Copy all the material that follows, keeping every character the same.

• _Given data_:
((
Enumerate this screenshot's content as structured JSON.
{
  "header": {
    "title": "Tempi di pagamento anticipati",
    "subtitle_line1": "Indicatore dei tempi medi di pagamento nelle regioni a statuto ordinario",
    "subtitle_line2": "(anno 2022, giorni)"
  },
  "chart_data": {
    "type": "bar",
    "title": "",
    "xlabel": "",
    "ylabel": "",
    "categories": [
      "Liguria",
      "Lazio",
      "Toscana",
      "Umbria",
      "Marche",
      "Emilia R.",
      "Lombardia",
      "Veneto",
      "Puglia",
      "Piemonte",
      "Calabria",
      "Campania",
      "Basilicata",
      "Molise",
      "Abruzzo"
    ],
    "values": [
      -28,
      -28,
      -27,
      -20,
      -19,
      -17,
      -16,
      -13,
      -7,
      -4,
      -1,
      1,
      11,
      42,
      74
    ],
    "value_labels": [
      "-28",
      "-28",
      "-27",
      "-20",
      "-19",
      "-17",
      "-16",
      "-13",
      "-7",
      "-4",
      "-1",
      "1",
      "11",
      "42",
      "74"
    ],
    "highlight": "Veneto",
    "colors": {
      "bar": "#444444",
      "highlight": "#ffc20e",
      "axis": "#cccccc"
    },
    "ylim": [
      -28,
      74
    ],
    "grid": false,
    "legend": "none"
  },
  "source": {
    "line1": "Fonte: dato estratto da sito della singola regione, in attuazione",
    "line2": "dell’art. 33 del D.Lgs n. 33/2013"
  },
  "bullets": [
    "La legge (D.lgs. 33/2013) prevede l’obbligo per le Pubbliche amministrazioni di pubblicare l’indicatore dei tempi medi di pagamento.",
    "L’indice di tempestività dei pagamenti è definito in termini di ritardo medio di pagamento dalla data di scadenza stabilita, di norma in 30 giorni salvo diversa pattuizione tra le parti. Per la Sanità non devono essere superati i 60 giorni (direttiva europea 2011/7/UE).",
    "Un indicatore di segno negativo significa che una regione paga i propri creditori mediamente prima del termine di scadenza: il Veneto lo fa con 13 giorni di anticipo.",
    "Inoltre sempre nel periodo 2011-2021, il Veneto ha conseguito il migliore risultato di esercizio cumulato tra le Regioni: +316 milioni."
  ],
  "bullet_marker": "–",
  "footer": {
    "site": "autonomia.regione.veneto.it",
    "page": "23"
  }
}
))
• _Solution to this problem_:
Enumerate this screenshot's content as structured JSON.
{
  "header": {
    "title": "Tempi di pagamento anticipati",
    "subtitle_line1": "Indicatore dei tempi medi di pagamento nelle regioni a statuto ordinario",
    "subtitle_line2": "(anno 2022, giorni)"
  },
  "chart_data": {
    "type": "bar",
    "title": "",
    "xlabel": "",
    "ylabel": "",
    "categories": [
      "Liguria",
      "Lazio",
      "Toscana",
      "Umbria",
      "Marche",
      "Emilia R.",
      "Lombardia",
      "Veneto",
      "Puglia",
      "Piemonte",
      "Calabria",
      "Campania",
      "Basilicata",
      "Molise",
      "Abruzzo"
    ],
    "values": [
      -28,
      -28,
      -27,
      -20,
      -19,
      -17,
      -16,
      -13,
      -7,
      -4,
      -1,
      1,
      11,
      42,
      74
    ],
    "value_labels": [
      "-28",
      "-28",
      "-27",
      "-20",
      "-19",
      "-17",
      "-16",
      "-13",
      "-7",
      "-4",
      "-1",
      "1",
      "11",
      "42",
      "74"
    ],
    "highlight": "Veneto",
    "colors": {
      "bar": "#444444",
      "highlight": "#ffc20e",
      "axis": "#cccccc"
    },
    "ylim": [
      -28,
      74
    ],
    "grid": false,
    "legend": "none"
  },
  "source": {
    "line1": "Fonte: dato estratto da sito della singola regione, in attuazione",
    "line2": "dell’art. 33 del D.Lgs n. 33/2013"
  },
  "bullets": [
    "La legge (D.lgs. 33/2013) prevede l’obbligo per le Pubbliche amministrazioni di pubblicare l’indicatore dei tempi medi di pagamento.",
    "L’indice di tempestività dei pagamenti è definito in termini di ritardo medio di pagamento dalla data di scadenza stabilita, di norma in 30 giorni salvo diversa pattuizione tra le parti. Per la Sanità non devono essere superati i 60 giorni (direttiva europea 2011/7/UE).",
    "Un indicatore di segno negativo significa che una regione paga i propri creditori mediamente prima del termine di scadenza: il Veneto lo fa con 13 giorni di anticipo.",
    "Inoltre sempre nel periodo 2011-2021, il Veneto ha conseguito il migliore risultato di esercizio cumulato tra le Regioni: +316 milioni."
  ],
  "bullet_marker": "–",
  "footer": {
    "site": "autonomia.regione.veneto.it",
    "page": "23"
  }
}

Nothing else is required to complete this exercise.